MaartenGr / BERTopic

Leveraging BERT and c-TF-IDF to create easily interpretable topics.
https://maartengr.github.io/BERTopic/
MIT License
6.19k stars 765 forks source link

How can i use "precomputed" HDBSCAN in BerTopic? #2209

Open shadabmeymandi opened 2 weeks ago

shadabmeymandi commented 2 weeks ago

BerTopic Version = 0.16.4

umap_model = umap.UMAP(n_neighbors=15, n_components=24, min_dist=0.0, metric='cosine', random_state=100)
embedding_model = SentenceTransformer('sentence-transformers/paraphrase-multilingual-mpnet-base-v2')
hdbscan_model = HDBSCAN(metric='euclidean',min_cluster_size=10, cluster_selection_method='eom', prediction_data=True)
model = BERTopic( hdbscan_model=hdbscan_model,embedding_model=embedding_model,umap_model=umap_model, language="english", calculate_probabilities=True)
topics, probabilities =model.fit_transform(sentecnes)

as you know when i run the above code there is no problem and every thing is ok , but i must use the hdbscan as below:

hdbscan_model = HDBSCAN(metric='precomputed',min_cluster_size=10, cluster_selection_method='eom', prediction_data=True)
cluster_labels = hdbscan_model.fit_predict(distances)

because i have a pairwaise matrix "distances[ ]" as the distances between my embeddings. with this metric='precomputed' i cant't run my bertopic model and the error is :

ValueError: operands could not be broadcast together with shapes (24,) (24,489)

________________________________________

**Complete the following**
[A] Repeat the BERTopic issue starting at "Leveraging BERT and" and ending at "min_dist=0.0, metric='cosine', random_state=100)", swapping "random_state=100" for "random_state=42".
[B] In the BERTopic issue, which BERTopic version does the poster say they are using?

________________________________________

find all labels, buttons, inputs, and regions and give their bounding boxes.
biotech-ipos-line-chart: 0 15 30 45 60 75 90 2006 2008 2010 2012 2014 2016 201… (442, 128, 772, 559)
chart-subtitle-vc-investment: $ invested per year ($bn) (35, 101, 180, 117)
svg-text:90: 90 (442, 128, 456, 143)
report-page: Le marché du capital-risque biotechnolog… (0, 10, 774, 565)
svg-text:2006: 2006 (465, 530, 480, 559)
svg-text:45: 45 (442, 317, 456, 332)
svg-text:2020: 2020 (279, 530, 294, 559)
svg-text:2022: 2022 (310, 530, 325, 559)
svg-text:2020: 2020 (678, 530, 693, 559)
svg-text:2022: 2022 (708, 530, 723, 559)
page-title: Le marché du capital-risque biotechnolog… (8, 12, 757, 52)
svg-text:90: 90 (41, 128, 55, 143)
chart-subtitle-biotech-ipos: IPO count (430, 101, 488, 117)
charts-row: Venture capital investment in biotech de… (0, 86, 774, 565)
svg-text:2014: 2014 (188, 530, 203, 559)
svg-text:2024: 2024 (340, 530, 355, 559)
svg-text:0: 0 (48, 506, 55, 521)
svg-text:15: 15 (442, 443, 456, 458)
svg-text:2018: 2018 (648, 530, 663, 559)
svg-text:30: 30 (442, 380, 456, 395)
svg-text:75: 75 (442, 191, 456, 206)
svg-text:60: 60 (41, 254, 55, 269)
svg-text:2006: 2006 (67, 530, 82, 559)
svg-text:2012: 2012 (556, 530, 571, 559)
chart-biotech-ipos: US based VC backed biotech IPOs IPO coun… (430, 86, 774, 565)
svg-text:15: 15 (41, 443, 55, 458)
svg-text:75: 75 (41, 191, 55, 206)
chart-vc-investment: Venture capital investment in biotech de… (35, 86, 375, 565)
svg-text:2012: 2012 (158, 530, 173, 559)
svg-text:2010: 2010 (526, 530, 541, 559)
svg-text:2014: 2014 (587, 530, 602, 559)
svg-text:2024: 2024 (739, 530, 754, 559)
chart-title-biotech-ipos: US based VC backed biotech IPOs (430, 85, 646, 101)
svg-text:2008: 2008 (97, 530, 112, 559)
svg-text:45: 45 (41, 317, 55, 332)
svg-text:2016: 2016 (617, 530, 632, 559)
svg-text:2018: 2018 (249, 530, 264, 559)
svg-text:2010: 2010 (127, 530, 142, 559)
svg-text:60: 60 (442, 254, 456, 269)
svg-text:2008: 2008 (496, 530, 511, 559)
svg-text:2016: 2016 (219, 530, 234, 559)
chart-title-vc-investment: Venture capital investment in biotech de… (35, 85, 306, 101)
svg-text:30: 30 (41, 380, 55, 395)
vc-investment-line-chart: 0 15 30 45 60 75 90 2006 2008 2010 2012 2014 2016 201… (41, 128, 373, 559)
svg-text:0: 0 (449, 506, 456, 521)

________________________________________

**Expected answers**
[A]
Leveraging BERT and c-TF-IDF to create easily interpretable topics.
https://maartengr.github.io/BERTopic/
MIT License
6.19k stars 765 forks source link

How can i use "precomputed" HDBSCAN in BerTopic? #2209

Open shadabmeymandi opened 2 weeks ago

shadabmeymandi commented 2 weeks ago

BerTopic Version = 0.16.4

umap_model = umap.UMAP(n_neighbors=15, n_components=24, min_dist=0.0, metric='cosine', random_state=42)

[B] 0.16.4